Elasticsearch: Highlight not working in elasticsearch 2.1

Created on 25 Nov 2015  路  19Comments  路  Source: elastic/elasticsearch

When I was upgraded es from 2.0 to 2.1, highlight feature stop working.

I got this error message:

{
  "shard": 0,
  "index": "4odevelop_4o",
  "node": "XiZaRocLQGuBwZPg58Naqw",
  "reason": {
    "type": "illegal_state_exception",
    "reason": "can't load global ordinals for reader of type: class org.apache.lucene.search.highlight.WeightedSpanTermExtractor$DelegatingLeafReader must be a DirectoryReader"
  }
}
:SearcHighlighting :SearcSearch >bug v2.4.0

Most helpful comment

I have the same problem with 2.2. In my case, I need highlighting for the parent and the child. If I remove the top-level highlighting then it works fine.

————————

(What is asked)
A: From the Elasticsearch highlight issue, output the stretch from "Most helpful comment" through "it works fine.".
B: In the Elasticsearch highlight issue, what error type appears in the reported error message?
The material after this point is separate from the Elasticsearch highlight issue.

(Data excerpt)
————————

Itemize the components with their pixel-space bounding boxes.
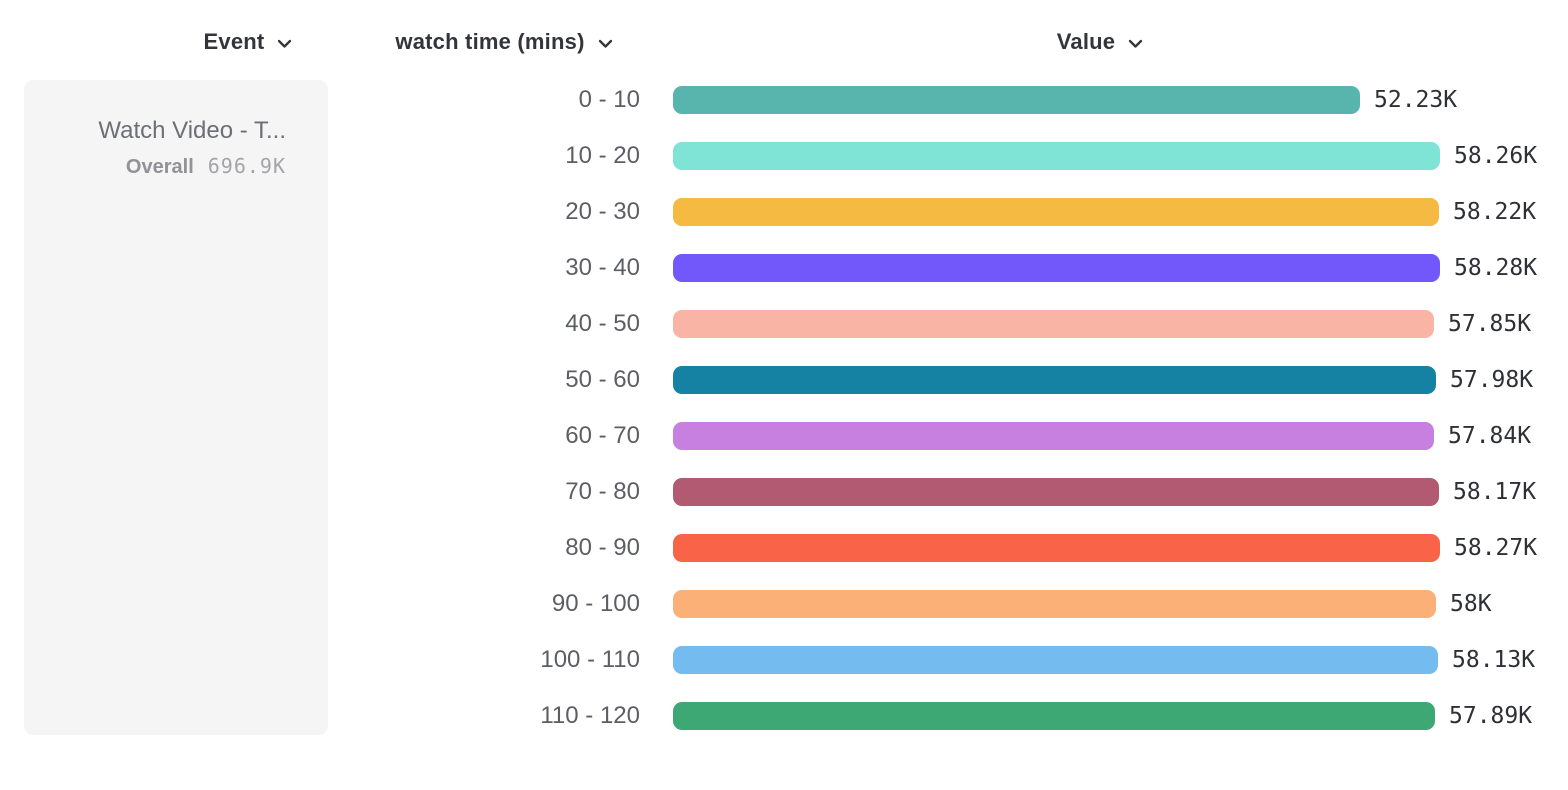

————————

(The answers)
A:
Most helpful comment

I have the same problem with 2.2. In my case, I need highlighting for the parent and the child. If I remove the top-level highlighting then it works fine.

B: illegal_state_exception